▸ **TEXTE FOURNI**:
——

Le jeune homme se met alors à étudier le français comme on apprend une langue étrangère, avec méthode et assiduité, de façon « presque mathématique ». Il regarde tous les films étrangers en VF pour apprendre de nouveaux mots. Systématiquement, il en cherche la définition et finit par cumuler des dizaines et des dizaines d’onglets de dictionnaire en ligne sur son moteur de recherche. Les prises de parole en public liées à son travail engagé, puis la publication de son livre dans une grande maison d’édition, lui permettent de se sentir plus légitime. « Aujourd’hui, même s’il me reste mille mystères à découvrir, j’ai un rapport apaisé à la langue. Et c’est pour ça que je me mets seulement à apprendre l’anglais : avant ça je n’avais pas la place, j’étais totalement focus sur le français. »
« Je n’existe pas seul »
Que ce soit dans son documentaire, son podcast ou son livre, Sikou Niakate rappelle qu’en tant qu’homme noir, il ne représente jamais seulement sa propre individualité. La société n’a de cesse de le ramener à ce qu’il est censé incarner, et à son corps. Noir et grand. Se détacher de ces stigmates est une charge de tous les instants. Dans l’espace public, la pression est à son paroxysme. Il faut afficher un sourire constant. Ne pas porter de joggings, de baskets, de casquettes, mais leur préférer les pantalons de toile, les chemises, les bérets. Ne pas marcher trop vite. Changer de trottoir pour ne pas effrayer la femme qui marche seule quelques mètres devant… « Si je parais ivre dans la rue, sale, que je traîne autour d’une terrasse en faisant peur, ce n’est pas seulement moi qui suis jugé, mais aussi et surtout cette peau, ce corps noir », écrit-il au sujet d’une fois où il était en terrasse d’une brasserie réputée et qu’un homme noir, une bière à la main, s’est mis à tourner autour des clients. « Quoi que je fasse, je n’existe pas seul. J’incarne le groupe des personnes noires. Et il m’incarne. Je suis un fragment de cette masse. C’est une menotte sociale. Enfant, quand je criais ma jeunesse dans l’espace public, en faisant trop de bruit, cela avait sans doute des répercussions. L’inconnu qui m’observait y trouvait peut-être matière à conforter son vote contre moi. »

——

▸ **DONNÉES FOURNIES**:

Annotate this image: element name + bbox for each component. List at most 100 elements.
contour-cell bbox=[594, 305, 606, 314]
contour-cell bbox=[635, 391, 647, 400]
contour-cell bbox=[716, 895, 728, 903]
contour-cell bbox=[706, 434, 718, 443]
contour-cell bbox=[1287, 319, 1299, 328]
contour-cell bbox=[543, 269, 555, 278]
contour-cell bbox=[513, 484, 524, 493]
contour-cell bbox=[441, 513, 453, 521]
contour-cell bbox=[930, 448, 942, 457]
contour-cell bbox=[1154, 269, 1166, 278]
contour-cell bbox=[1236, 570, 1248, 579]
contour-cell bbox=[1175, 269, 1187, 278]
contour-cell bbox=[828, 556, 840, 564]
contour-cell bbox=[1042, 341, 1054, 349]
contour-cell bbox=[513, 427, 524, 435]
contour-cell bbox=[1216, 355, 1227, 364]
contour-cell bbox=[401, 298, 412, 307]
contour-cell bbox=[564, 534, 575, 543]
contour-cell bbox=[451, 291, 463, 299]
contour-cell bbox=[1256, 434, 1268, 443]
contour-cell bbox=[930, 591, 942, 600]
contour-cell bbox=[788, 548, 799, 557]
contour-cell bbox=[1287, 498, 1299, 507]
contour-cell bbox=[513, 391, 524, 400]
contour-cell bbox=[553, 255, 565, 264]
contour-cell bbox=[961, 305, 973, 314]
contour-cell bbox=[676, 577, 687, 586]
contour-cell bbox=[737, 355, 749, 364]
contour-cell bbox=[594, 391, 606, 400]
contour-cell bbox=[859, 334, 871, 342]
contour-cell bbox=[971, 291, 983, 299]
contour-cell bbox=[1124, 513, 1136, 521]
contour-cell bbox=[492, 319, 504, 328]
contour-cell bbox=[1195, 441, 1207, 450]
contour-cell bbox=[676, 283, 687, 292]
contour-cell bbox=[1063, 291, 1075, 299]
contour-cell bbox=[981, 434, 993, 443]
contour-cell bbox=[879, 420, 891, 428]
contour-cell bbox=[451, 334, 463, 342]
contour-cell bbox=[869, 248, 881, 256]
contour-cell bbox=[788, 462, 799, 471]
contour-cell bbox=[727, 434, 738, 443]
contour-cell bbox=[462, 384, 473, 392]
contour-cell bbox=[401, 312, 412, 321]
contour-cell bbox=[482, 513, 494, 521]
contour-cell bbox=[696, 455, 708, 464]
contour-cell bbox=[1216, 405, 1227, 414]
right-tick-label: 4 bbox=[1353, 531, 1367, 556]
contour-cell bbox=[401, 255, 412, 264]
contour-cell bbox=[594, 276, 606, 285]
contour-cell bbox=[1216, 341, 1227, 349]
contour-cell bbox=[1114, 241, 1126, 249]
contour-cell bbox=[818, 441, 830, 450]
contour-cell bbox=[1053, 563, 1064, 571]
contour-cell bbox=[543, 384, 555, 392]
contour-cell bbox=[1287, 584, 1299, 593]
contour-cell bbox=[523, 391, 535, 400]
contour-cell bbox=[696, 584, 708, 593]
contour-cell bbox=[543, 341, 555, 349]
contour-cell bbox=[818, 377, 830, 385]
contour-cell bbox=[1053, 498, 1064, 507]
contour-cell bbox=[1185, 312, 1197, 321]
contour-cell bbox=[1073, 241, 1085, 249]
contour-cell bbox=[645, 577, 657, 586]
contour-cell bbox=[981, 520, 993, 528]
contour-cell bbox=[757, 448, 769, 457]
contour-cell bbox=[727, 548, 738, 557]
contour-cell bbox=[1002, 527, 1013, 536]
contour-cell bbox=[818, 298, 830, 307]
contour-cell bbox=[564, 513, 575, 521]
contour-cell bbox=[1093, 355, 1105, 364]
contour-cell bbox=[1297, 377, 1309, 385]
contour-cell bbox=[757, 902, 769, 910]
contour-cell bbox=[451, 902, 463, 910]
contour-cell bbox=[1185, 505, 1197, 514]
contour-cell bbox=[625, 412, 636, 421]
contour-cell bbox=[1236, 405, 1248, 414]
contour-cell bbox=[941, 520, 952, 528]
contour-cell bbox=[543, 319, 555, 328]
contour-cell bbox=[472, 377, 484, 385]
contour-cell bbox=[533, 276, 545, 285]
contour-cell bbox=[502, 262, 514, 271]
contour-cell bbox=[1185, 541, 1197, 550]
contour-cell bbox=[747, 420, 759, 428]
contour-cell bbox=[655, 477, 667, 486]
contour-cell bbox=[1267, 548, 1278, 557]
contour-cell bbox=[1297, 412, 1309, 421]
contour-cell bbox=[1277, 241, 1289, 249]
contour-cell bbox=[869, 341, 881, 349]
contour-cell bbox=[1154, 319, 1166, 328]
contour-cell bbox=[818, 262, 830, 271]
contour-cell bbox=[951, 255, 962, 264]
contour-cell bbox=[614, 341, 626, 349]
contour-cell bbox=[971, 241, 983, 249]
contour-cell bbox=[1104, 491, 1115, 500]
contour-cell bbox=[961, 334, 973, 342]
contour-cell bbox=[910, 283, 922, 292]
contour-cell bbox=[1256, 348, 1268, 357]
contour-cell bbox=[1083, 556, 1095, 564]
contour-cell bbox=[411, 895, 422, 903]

——

▸ **CONSIGNE 1**: Recopiez à l'identique les lignes des données, depuis la première jusqu'à celle qui contient « contour-cell bbox=[543, 269, 555, 278] », ces deux lignes comprises.
▸ **CONSIGNE 2**: Prolongez le texte consacré à Sikou Niakate au-delà de sa dernière phrase.
Le texte et les données n'ont aucun rapport entre eux.

▸ **RÉSULTAT ATTENDU 1**:
Annotate this image: element name + bbox for each component. List at most 100 elements.
contour-cell bbox=[594, 305, 606, 314]
contour-cell bbox=[635, 391, 647, 400]
contour-cell bbox=[716, 895, 728, 903]
contour-cell bbox=[706, 434, 718, 443]
contour-cell bbox=[1287, 319, 1299, 328]
contour-cell bbox=[543, 269, 555, 278]

▸ **RÉSULTAT ATTENDU 2**:
Sur la table, dans un étui en cuir, son ordinateur portable attend depuis le début de l’entretien. De nouveaux projets en cours ? « Oui. » Un scénario. Une comédie dramatique cette fois. En toile de fond, subsistent les enjeux autour de la masculinité, mais le réalisateur en a terminé de se raconter. « J’ai fait ma part, j’arrête de me sacrifier. Il est très compliqué de vivre de ce travail. Cela demande un énorme investissement, des nuits blanches, une situation économique difficile pour porter des sujets considérés par la plupart des gens comme pas vraiment importants. Il faut être porté par une urgence plus grande que soi. Et puis, en tant que personne noire, parler de ça me place automatiquement dans une position victimaire, une case de laquelle il est difficile de sortir », regrette-t-il, soulignant le peu de retombées médiatiques qu’il y a eu après la sortie de son livre. Arrêter de se dévoiler est ainsi un moyen pour Sikou Niakate de se « sauver artistiquement », mais aussi, finalement, d’essayer de continuer à « exister librement ». Autrement dit, de suivre cette « immodeste ambition » qui le guide depuis l’enfance.